> **Directive**
In the records below, pick out all lines containing the word "nhất".

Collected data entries

= = = =

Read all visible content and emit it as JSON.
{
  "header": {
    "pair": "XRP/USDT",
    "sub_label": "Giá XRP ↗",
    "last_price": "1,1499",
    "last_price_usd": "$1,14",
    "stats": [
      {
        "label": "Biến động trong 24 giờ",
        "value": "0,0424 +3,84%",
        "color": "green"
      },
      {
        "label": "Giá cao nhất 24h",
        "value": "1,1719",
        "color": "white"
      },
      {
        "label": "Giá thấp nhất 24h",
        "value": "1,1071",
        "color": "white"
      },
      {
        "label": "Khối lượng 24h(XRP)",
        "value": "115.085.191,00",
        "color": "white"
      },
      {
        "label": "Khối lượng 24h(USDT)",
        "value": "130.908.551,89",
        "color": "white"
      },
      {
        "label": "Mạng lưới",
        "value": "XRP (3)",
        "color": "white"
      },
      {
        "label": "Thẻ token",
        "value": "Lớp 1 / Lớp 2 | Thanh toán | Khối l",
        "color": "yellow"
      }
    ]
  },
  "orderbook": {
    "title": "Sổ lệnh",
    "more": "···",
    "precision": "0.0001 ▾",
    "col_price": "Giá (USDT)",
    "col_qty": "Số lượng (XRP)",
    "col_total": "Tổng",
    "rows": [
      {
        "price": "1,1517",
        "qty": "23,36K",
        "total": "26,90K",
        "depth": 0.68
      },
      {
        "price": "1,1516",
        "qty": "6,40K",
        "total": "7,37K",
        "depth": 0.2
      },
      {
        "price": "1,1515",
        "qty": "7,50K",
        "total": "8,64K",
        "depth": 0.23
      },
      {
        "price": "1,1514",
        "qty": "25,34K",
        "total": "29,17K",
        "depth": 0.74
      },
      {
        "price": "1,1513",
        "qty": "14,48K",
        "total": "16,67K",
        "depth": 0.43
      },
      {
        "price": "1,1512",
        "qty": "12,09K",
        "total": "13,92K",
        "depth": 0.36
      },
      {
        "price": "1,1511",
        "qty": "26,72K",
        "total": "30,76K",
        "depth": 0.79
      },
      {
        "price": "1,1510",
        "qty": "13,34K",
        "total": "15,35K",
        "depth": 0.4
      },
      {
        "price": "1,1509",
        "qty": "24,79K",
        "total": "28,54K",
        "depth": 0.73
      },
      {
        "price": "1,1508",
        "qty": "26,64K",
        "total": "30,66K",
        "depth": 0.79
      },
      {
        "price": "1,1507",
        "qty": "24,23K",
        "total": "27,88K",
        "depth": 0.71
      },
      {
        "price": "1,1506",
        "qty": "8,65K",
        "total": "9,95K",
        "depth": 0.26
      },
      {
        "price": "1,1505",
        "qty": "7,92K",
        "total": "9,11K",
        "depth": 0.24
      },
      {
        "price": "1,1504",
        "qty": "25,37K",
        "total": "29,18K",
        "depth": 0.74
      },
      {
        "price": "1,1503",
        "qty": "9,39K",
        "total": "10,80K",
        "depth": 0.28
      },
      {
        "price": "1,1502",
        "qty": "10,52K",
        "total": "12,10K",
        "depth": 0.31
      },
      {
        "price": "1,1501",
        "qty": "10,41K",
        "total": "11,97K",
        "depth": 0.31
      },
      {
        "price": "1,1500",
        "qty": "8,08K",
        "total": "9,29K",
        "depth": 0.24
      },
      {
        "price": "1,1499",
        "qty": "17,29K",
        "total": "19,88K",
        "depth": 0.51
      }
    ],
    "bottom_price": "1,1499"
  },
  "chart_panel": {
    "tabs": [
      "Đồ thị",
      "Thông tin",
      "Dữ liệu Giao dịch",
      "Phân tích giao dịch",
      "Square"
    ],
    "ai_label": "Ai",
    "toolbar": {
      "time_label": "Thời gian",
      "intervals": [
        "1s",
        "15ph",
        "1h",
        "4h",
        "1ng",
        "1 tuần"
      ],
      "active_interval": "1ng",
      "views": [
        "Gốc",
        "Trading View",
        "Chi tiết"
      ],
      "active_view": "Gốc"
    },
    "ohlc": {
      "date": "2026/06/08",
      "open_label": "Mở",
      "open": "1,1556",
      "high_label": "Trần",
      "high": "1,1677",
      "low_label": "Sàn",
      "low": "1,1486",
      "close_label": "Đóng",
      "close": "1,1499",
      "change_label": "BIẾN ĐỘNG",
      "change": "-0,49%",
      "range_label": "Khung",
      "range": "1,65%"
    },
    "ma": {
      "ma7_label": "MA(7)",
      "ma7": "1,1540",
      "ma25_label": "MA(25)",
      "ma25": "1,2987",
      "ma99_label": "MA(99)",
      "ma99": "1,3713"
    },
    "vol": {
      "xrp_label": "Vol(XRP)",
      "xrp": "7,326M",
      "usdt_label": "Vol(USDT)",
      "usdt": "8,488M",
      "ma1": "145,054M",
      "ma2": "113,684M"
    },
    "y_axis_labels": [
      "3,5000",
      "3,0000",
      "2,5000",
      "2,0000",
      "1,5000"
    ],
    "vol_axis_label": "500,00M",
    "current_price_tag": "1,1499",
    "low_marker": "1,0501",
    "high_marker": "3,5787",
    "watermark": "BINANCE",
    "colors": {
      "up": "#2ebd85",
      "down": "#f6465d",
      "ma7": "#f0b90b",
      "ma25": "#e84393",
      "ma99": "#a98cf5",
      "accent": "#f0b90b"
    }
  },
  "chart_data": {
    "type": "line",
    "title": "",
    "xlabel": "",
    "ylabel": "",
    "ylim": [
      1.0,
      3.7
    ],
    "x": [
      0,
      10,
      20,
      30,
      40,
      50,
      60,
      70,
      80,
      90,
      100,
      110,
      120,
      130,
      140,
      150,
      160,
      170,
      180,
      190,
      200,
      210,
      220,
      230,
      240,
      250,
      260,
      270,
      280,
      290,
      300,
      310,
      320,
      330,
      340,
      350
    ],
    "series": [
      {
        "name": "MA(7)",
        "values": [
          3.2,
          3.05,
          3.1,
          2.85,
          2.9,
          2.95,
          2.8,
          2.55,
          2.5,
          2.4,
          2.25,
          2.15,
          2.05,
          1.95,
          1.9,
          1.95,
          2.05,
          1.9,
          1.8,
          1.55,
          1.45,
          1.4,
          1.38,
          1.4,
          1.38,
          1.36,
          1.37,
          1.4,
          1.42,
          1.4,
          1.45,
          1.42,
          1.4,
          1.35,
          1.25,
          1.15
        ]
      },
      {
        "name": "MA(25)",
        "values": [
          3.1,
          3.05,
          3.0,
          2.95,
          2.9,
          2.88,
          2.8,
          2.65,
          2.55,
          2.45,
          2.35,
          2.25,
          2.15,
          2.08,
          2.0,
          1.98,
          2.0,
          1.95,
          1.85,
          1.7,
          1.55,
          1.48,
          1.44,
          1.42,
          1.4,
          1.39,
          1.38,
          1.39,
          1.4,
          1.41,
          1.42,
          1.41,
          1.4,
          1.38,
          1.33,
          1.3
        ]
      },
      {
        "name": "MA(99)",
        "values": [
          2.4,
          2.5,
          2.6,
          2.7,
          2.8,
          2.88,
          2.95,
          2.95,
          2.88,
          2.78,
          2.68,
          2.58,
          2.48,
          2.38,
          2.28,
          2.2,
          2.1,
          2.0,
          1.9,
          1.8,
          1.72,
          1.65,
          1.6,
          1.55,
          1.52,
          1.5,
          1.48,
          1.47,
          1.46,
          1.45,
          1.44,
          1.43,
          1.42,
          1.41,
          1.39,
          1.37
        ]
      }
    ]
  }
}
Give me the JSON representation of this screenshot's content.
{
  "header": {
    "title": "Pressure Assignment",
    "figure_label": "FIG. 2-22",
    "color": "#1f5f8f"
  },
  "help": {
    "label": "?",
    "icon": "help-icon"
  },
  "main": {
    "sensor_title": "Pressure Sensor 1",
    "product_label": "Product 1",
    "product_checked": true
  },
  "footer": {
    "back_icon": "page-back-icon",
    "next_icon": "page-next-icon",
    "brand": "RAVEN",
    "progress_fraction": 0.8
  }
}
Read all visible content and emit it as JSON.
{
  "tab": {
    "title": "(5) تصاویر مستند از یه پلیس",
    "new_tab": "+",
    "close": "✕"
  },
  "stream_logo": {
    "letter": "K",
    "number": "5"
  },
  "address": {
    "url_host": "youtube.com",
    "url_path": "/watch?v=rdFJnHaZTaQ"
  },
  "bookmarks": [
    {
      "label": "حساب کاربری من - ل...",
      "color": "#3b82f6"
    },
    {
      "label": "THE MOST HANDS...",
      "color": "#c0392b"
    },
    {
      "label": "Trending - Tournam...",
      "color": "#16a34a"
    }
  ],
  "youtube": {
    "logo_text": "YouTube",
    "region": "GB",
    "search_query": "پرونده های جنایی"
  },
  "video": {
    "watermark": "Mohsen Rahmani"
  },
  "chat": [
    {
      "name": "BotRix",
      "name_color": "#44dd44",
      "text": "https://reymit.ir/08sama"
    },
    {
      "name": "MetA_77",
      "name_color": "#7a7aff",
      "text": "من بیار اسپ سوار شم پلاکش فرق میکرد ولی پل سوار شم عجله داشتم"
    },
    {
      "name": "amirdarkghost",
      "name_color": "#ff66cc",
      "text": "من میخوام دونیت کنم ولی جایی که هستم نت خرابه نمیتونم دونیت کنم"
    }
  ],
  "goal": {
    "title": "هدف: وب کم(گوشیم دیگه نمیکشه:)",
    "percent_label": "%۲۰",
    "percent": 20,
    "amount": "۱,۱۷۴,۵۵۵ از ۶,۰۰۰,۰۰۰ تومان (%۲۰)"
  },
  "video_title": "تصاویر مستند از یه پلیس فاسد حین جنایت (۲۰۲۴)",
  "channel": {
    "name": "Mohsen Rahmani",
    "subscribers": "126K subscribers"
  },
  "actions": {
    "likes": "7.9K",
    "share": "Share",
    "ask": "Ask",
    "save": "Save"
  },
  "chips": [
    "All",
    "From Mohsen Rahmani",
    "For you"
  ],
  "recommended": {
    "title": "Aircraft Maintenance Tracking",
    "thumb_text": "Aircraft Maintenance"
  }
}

= = = =

> **Response below**
        "label": "Giá cao nhất 24h",
        "label": "Giá thấp nhất 24h",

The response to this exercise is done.